== Data lines ==

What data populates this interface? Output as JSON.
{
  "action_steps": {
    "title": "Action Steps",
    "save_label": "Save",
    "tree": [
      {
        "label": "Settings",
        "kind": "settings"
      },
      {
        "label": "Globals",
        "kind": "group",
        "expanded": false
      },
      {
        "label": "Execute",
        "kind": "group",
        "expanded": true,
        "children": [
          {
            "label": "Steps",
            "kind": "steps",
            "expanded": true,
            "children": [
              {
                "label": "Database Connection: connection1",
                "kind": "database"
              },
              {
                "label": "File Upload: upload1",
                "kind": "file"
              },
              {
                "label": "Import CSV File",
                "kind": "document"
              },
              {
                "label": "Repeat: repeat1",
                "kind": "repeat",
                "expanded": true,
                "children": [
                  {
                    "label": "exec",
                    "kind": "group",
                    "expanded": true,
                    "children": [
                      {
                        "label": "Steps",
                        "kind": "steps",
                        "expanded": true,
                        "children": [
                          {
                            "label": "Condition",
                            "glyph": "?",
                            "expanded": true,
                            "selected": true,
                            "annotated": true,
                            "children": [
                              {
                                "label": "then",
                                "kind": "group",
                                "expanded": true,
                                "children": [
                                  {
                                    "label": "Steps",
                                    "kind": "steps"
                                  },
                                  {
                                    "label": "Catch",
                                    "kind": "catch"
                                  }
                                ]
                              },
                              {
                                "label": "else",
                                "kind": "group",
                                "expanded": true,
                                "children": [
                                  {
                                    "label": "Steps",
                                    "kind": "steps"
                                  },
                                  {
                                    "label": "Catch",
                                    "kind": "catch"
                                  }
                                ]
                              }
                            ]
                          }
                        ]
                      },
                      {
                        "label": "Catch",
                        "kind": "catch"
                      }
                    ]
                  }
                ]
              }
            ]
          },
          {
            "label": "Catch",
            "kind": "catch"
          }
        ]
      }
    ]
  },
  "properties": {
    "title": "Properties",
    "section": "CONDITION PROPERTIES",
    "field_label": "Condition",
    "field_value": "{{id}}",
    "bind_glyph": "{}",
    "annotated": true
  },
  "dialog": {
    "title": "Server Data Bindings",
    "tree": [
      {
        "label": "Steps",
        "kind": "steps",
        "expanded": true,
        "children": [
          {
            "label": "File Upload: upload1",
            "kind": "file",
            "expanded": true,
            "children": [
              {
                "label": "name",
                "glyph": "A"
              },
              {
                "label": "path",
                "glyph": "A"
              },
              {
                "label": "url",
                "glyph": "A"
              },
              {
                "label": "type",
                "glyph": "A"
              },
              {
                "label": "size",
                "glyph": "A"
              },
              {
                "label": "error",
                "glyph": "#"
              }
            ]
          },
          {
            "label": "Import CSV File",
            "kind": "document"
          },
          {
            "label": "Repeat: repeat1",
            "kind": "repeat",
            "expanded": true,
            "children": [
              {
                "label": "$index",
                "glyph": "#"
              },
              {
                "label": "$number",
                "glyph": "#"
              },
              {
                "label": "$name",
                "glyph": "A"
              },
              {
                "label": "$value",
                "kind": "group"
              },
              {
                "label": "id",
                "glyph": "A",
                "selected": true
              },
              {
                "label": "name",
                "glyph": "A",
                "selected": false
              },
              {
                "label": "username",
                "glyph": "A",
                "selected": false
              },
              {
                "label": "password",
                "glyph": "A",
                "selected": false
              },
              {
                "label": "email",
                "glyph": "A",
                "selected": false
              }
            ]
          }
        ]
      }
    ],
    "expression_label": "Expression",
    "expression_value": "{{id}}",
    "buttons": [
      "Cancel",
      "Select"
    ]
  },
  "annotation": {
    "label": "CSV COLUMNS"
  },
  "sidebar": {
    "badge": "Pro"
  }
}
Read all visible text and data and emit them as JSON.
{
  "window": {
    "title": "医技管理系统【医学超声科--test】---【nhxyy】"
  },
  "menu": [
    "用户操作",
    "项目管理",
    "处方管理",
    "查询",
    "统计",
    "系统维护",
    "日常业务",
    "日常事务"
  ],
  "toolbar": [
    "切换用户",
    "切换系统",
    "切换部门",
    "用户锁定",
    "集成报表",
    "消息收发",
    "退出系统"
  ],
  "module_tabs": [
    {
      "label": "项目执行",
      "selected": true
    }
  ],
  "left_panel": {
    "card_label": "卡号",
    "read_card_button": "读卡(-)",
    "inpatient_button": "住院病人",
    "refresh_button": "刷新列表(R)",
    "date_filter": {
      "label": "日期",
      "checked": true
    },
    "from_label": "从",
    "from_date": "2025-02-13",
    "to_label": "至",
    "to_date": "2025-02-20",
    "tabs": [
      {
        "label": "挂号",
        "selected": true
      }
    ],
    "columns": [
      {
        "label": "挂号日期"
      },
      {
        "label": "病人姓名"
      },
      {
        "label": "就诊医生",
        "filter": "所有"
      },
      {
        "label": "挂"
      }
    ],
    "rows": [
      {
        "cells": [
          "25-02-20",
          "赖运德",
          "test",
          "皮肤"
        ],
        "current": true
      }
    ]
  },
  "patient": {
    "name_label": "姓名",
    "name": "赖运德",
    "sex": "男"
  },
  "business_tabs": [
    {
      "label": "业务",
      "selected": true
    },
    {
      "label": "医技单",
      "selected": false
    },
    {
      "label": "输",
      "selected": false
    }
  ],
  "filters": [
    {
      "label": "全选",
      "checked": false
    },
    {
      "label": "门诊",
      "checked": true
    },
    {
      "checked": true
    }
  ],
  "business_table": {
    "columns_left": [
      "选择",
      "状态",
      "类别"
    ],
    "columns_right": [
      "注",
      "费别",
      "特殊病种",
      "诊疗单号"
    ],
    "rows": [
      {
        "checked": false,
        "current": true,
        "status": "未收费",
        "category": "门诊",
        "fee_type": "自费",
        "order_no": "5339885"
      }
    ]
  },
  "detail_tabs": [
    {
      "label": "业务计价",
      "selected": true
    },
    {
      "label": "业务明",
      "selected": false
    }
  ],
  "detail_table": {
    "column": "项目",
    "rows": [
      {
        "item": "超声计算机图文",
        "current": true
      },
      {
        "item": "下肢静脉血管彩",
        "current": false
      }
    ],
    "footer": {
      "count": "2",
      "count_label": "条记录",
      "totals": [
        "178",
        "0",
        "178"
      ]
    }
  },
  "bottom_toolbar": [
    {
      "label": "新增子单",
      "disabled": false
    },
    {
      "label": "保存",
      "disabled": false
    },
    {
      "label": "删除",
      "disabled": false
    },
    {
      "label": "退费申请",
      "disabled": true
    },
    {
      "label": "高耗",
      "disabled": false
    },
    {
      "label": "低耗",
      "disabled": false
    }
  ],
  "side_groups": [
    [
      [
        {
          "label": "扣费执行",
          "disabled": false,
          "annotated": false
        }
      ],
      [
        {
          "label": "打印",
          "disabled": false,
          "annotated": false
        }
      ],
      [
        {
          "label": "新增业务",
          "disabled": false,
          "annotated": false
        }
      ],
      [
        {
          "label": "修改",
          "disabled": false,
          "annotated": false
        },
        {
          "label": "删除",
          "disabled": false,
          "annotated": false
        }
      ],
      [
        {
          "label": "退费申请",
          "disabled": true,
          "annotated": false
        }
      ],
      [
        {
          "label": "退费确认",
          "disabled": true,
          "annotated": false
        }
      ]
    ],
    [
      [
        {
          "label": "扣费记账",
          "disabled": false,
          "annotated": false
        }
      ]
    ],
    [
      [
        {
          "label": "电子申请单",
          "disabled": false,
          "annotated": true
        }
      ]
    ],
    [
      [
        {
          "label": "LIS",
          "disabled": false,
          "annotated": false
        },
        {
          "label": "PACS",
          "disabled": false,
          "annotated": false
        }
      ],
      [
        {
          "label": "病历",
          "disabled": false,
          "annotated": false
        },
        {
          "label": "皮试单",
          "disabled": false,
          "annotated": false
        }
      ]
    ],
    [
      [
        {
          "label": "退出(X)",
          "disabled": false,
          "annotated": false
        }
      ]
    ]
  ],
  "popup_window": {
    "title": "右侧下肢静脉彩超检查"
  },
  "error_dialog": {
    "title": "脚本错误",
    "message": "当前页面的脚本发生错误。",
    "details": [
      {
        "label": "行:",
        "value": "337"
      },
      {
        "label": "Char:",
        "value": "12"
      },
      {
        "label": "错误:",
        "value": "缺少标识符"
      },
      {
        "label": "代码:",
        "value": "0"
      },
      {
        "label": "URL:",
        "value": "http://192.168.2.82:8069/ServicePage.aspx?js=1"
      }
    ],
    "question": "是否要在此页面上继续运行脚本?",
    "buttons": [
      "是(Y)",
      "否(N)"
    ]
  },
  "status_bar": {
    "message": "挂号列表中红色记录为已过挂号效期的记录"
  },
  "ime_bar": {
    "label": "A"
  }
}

== Description of the task ==
In how many lines of the data does the string "JSON" appear? Give only the number.

== The completed task ==
2